Task instructions => Where a line of the listing below includes the word "image", reproduce that line.

▽

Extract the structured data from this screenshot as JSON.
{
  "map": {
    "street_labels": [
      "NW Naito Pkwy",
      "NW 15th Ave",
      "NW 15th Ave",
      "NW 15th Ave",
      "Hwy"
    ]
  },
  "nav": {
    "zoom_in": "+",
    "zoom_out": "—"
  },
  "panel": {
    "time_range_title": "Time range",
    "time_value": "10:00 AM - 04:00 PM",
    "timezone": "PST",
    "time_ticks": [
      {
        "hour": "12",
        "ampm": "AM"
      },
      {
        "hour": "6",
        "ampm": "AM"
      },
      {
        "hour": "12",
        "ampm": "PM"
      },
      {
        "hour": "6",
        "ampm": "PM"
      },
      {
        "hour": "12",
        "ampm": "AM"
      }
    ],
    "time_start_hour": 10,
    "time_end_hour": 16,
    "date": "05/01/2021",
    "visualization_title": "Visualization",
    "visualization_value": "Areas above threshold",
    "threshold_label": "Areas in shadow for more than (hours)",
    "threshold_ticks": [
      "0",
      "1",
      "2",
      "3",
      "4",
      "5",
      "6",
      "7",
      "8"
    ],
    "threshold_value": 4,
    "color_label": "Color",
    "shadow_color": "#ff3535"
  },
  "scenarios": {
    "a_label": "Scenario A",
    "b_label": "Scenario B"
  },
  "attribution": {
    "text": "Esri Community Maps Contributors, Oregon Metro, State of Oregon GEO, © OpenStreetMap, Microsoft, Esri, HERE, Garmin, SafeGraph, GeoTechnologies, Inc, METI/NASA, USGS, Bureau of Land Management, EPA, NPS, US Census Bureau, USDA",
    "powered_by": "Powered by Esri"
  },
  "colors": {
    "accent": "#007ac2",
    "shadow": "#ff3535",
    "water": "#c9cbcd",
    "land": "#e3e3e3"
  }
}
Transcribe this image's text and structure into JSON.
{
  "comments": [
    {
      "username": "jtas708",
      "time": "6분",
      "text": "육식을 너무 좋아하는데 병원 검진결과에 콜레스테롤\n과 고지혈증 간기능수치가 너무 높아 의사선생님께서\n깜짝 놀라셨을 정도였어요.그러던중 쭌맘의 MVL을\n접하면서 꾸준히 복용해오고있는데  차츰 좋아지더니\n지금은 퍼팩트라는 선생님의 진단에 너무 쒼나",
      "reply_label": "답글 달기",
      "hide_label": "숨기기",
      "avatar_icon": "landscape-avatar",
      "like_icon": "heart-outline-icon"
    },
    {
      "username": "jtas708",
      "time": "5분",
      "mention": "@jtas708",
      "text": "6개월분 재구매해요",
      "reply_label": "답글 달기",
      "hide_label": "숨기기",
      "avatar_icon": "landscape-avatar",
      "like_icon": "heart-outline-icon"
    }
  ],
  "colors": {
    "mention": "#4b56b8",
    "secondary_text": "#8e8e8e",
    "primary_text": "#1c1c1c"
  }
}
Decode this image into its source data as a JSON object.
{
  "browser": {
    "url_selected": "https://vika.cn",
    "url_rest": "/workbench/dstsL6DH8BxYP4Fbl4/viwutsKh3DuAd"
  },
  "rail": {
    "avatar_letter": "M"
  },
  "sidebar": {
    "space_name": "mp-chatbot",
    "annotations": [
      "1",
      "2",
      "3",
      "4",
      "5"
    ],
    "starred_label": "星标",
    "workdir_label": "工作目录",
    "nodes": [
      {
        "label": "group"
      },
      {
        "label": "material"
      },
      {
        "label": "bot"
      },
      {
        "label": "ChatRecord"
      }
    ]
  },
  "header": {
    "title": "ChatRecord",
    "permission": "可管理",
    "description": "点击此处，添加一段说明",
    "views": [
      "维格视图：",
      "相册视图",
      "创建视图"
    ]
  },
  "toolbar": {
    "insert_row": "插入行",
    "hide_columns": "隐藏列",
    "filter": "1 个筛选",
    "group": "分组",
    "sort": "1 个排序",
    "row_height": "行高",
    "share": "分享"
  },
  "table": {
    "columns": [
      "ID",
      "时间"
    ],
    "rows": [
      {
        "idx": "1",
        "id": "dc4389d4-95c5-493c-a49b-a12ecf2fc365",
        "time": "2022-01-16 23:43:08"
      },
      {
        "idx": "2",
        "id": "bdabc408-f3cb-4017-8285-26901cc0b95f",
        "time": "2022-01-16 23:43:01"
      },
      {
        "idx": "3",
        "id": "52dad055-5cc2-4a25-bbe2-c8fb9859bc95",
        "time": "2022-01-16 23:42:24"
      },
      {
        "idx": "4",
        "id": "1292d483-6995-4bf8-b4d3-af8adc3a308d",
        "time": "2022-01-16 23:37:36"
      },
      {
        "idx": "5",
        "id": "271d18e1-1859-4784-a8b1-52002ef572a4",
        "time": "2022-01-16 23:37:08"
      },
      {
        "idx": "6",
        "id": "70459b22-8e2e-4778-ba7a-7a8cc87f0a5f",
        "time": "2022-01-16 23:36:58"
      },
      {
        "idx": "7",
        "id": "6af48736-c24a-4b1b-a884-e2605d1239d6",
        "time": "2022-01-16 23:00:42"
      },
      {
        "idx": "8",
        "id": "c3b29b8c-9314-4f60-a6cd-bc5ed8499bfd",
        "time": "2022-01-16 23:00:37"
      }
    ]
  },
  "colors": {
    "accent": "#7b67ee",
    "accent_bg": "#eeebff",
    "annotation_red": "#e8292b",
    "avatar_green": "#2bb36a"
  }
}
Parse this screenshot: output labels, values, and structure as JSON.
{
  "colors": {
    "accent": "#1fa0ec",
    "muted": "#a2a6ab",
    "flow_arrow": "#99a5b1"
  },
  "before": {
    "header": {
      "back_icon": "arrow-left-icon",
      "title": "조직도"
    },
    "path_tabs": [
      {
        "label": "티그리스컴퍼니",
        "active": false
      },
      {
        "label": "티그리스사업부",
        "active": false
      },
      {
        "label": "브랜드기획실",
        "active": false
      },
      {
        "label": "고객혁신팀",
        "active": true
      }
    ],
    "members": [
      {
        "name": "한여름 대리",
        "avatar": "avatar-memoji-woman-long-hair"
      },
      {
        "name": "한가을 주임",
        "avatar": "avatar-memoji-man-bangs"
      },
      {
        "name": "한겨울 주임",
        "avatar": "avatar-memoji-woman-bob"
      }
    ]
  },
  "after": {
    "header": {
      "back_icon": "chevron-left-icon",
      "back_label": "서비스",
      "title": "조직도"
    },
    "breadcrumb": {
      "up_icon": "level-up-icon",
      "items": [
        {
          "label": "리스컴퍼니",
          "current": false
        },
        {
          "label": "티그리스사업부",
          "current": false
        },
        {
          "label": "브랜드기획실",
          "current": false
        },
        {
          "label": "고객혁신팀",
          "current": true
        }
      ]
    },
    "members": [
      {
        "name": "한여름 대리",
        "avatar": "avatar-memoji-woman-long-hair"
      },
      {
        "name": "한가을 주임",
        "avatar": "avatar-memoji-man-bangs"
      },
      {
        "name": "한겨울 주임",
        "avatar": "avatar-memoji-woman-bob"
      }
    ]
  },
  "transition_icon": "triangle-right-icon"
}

△

Result =>
Transcribe this image's text and structure into JSON.
Decode this image into its source data as a JSON object.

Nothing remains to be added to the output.